■ **Stated exercise**:
Return all of the entries exactly, with nothing added or left out.

Items listed in a dataset:
——————

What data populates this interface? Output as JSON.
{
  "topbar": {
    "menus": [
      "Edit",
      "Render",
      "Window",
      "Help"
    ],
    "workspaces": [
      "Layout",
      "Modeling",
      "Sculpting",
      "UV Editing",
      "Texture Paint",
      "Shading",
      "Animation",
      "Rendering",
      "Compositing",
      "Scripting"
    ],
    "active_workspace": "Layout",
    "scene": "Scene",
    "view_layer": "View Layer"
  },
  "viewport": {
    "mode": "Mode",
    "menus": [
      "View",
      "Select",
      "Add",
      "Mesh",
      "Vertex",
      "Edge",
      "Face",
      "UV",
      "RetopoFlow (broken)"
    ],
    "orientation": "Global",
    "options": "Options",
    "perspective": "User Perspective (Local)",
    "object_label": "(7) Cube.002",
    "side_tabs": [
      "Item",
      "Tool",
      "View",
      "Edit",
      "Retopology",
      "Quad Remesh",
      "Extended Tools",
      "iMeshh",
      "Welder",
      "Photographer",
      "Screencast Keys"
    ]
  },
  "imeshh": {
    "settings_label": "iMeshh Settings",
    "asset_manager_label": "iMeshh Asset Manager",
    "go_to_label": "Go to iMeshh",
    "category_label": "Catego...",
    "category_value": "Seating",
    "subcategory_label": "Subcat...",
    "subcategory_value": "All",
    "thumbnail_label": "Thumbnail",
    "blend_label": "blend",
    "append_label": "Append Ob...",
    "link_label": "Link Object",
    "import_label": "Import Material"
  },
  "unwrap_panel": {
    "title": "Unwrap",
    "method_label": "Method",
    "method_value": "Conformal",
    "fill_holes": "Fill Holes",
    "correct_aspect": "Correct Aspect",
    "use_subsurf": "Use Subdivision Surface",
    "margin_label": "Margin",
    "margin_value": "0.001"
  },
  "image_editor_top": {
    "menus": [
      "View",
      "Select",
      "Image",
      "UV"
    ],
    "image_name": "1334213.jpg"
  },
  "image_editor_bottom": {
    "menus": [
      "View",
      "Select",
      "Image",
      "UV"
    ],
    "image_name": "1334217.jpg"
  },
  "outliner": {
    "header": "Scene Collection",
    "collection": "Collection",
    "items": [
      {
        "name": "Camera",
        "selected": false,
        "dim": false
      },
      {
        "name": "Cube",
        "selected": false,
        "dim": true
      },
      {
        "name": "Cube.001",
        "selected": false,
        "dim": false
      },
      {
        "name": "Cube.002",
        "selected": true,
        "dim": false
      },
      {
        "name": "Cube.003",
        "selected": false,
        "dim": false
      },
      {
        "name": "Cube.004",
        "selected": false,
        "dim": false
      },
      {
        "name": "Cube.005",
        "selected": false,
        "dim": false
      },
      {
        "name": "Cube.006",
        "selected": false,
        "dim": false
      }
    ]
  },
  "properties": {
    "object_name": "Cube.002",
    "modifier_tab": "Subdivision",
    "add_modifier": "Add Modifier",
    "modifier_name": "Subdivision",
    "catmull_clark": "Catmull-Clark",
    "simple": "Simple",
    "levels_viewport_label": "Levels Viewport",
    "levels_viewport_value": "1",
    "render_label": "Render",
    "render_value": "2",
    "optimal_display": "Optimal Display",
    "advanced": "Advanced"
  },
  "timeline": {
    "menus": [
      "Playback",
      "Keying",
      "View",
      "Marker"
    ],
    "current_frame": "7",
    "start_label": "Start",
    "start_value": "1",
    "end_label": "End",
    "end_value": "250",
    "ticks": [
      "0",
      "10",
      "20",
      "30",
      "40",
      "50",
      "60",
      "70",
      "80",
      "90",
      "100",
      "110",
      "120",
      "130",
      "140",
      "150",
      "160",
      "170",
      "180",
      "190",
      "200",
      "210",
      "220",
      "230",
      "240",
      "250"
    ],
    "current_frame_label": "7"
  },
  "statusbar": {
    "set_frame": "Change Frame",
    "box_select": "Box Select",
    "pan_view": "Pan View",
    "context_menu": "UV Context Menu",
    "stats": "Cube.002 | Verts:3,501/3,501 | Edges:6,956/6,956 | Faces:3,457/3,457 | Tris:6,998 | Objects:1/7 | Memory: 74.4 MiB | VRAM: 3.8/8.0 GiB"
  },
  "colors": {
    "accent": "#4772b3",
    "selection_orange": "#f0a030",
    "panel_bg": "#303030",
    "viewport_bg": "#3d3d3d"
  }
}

——————

■ **The output**:
What data populates this interface? Output as JSON.
{
  "topbar": {
    "menus": [
      "Edit",
      "Render",
      "Window",
      "Help"
    ],
    "workspaces": [
      "Layout",
      "Modeling",
      "Sculpting",
      "UV Editing",
      "Texture Paint",
      "Shading",
      "Animation",
      "Rendering",
      "Compositing",
      "Scripting"
    ],
    "active_workspace": "Layout",
    "scene": "Scene",
    "view_layer": "View Layer"
  },
  "viewport": {
    "mode": "Mode",
    "menus": [
      "View",
      "Select",
      "Add",
      "Mesh",
      "Vertex",
      "Edge",
      "Face",
      "UV",
      "RetopoFlow (broken)"
    ],
    "orientation": "Global",
    "options": "Options",
    "perspective": "User Perspective (Local)",
    "object_label": "(7) Cube.002",
    "side_tabs": [
      "Item",
      "Tool",
      "View",
      "Edit",
      "Retopology",
      "Quad Remesh",
      "Extended Tools",
      "iMeshh",
      "Welder",
      "Photographer",
      "Screencast Keys"
    ]
  },
  "imeshh": {
    "settings_label": "iMeshh Settings",
    "asset_manager_label": "iMeshh Asset Manager",
    "go_to_label": "Go to iMeshh",
    "category_label": "Catego...",
    "category_value": "Seating",
    "subcategory_label": "Subcat...",
    "subcategory_value": "All",
    "thumbnail_label": "Thumbnail",
    "blend_label": "blend",
    "append_label": "Append Ob...",
    "link_label": "Link Object",
    "import_label": "Import Material"
  },
  "unwrap_panel": {
    "title": "Unwrap",
    "method_label": "Method",
    "method_value": "Conformal",
    "fill_holes": "Fill Holes",
    "correct_aspect": "Correct Aspect",
    "use_subsurf": "Use Subdivision Surface",
    "margin_label": "Margin",
    "margin_value": "0.001"
  },
  "image_editor_top": {
    "menus": [
      "View",
      "Select",
      "Image",
      "UV"
    ],
    "image_name": "1334213.jpg"
  },
  "image_editor_bottom": {
    "menus": [
      "View",
      "Select",
      "Image",
      "UV"
    ],
    "image_name": "1334217.jpg"
  },
  "outliner": {
    "header": "Scene Collection",
    "collection": "Collection",
    "items": [
      {
        "name": "Camera",
        "selected": false,
        "dim": false
      },
      {
        "name": "Cube",
        "selected": false,
        "dim": true
      },
      {
        "name": "Cube.001",
        "selected": false,
        "dim": false
      },
      {
        "name": "Cube.002",
        "selected": true,
        "dim": false
      },
      {
        "name": "Cube.003",
        "selected": false,
        "dim": false
      },
      {
        "name": "Cube.004",
        "selected": false,
        "dim": false
      },
      {
        "name": "Cube.005",
        "selected": false,
        "dim": false
      },
      {
        "name": "Cube.006",
        "selected": false,
        "dim": false
      }
    ]
  },
  "properties": {
    "object_name": "Cube.002",
    "modifier_tab": "Subdivision",
    "add_modifier": "Add Modifier",
    "modifier_name": "Subdivision",
    "catmull_clark": "Catmull-Clark",
    "simple": "Simple",
    "levels_viewport_label": "Levels Viewport",
    "levels_viewport_value": "1",
    "render_label": "Render",
    "render_value": "2",
    "optimal_display": "Optimal Display",
    "advanced": "Advanced"
  },
  "timeline": {
    "menus": [
      "Playback",
      "Keying",
      "View",
      "Marker"
    ],
    "current_frame": "7",
    "start_label": "Start",
    "start_value": "1",
    "end_label": "End",
    "end_value": "250",
    "ticks": [
      "0",
      "10",
      "20",
      "30",
      "40",
      "50",
      "60",
      "70",
      "80",
      "90",
      "100",
      "110",
      "120",
      "130",
      "140",
      "150",
      "160",
      "170",
      "180",
      "190",
      "200",
      "210",
      "220",
      "230",
      "240",
      "250"
    ],
    "current_frame_label": "7"
  },
  "statusbar": {
    "set_frame": "Change Frame",
    "box_select": "Box Select",
    "pan_view": "Pan View",
    "context_menu": "UV Context Menu",
    "stats": "Cube.002 | Verts:3,501/3,501 | Edges:6,956/6,956 | Faces:3,457/3,457 | Tris:6,998 | Objects:1/7 | Memory: 74.4 MiB | VRAM: 3.8/8.0 GiB"
  },
  "colors": {
    "accent": "#4772b3",
    "selection_orange": "#f0a030",
    "panel_bg": "#303030",
    "viewport_bg": "#3d3d3d"
  }
}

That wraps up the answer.